_Aufgaben_:
1: Gib aus dem Text über Celonis den Abschnitt zwischen „Celonis ist jüngst“ und „zu diesem Punkt?“ einschließlich wortgetreu aus.
2: In welchem Jahr gründeten die Absolventen der TU München laut dem Text über Celonis ihr Unternehmen?

Alles fing mit einem Kundenserviceprojekt beim Bayerischen Rundfunk an. Im Rahmen einer studentischen Unternehmensberatung wollten Bastian Nominacher, Martin Klenk und Alexander Rinke die Kundenserviceprozesse bei der Rundfunkanstalt optimieren. Zwar verfügte der BR über die nötigen Daten der Prozessabläufe, daraus eine Organisationsanalyse zu erstellen, war aber nach Angaben von Celonis-Mitbegründer Nominacher schwierig.
Daher entschieden sich die Absolventen der TU München 2011 für die Gründung eines Unternehmens, das anderen Organisationen bei der Analyse und Auswertung ihrer Daten hilft und so Prozesse optimiert. Innerhalb von vier Jahren gelang es dem Start-up, SAP von seiner Process-Mining-Lösung zu überzeugen. Seitdem übernehmen die Walldorfer den globalen Vertrieb der Anwendung. Mittlerweile bietet Celonis eine Weiterentwicklung seiner Lösung unter der Produktbezeichnung Intelligent Business Cloud als Software as a Service (SaaS) an.
Im Interview beschreibt Bastian Nominacher die Geschichte hinter Celonis, wie die Technologie des Unternehmens funktioniert und welche Pläne man in den kommenden Jahren hat. Für die Start-up-Landschaft in Deutschland wünscht sich der Co-CEO des Softwareanbieters weniger Bürokratie und vereinfachte Finanzierungsmodelle.
Celonis ist jüngst zu einem Unicorn, also einem Unternehmen mit einem Marktwert von über einer Milliarde US-Dollar, aufgestiegen. Wie steinig ist der Weg bis zu diesem Punkt?

_Datensatzauszüge_:
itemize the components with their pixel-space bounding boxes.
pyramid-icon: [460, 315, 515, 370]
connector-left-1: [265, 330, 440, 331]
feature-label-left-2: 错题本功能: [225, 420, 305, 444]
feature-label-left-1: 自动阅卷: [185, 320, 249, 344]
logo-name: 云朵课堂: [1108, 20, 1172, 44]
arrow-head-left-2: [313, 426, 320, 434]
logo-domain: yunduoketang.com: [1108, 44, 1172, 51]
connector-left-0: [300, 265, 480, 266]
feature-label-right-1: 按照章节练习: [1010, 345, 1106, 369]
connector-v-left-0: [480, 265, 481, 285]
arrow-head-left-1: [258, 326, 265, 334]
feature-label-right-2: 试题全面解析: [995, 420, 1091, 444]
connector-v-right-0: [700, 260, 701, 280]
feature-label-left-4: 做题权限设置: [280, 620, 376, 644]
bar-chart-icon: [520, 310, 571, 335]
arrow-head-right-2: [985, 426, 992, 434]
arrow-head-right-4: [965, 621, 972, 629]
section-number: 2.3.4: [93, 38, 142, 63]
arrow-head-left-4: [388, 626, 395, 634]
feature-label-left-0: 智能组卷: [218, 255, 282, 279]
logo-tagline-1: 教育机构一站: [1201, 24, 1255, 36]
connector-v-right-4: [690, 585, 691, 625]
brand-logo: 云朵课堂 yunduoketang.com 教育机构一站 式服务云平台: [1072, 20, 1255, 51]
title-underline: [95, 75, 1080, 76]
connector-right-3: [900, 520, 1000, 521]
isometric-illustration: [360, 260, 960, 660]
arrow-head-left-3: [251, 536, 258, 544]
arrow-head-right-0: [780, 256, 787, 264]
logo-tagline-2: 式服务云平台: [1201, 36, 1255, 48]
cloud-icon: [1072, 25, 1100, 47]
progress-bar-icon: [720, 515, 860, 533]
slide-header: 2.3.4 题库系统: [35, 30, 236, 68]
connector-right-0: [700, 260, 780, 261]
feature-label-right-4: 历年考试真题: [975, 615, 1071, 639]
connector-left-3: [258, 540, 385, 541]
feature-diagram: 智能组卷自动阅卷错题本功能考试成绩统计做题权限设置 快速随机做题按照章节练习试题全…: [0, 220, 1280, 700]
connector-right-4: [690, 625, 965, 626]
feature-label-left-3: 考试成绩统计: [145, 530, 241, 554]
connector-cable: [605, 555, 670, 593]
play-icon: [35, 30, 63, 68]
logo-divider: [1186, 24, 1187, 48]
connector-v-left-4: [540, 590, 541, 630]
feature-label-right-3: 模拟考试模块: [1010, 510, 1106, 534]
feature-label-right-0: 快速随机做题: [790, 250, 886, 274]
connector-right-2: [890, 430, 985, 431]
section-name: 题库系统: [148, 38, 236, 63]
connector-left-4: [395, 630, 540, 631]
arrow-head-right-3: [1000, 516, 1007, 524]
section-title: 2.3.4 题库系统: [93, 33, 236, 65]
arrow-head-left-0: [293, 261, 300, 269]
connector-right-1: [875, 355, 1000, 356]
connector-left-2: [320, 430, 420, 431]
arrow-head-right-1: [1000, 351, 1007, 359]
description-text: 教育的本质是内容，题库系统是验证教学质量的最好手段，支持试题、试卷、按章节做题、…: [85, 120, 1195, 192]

_Erwartete Antworten_:
1:
Celonis ist jüngst zu einem Unicorn, also einem Unternehmen mit einem Marktwert von über einer Milliarde US-Dollar, aufgestiegen. Wie steinig ist der Weg bis zu diesem Punkt?

2: 2011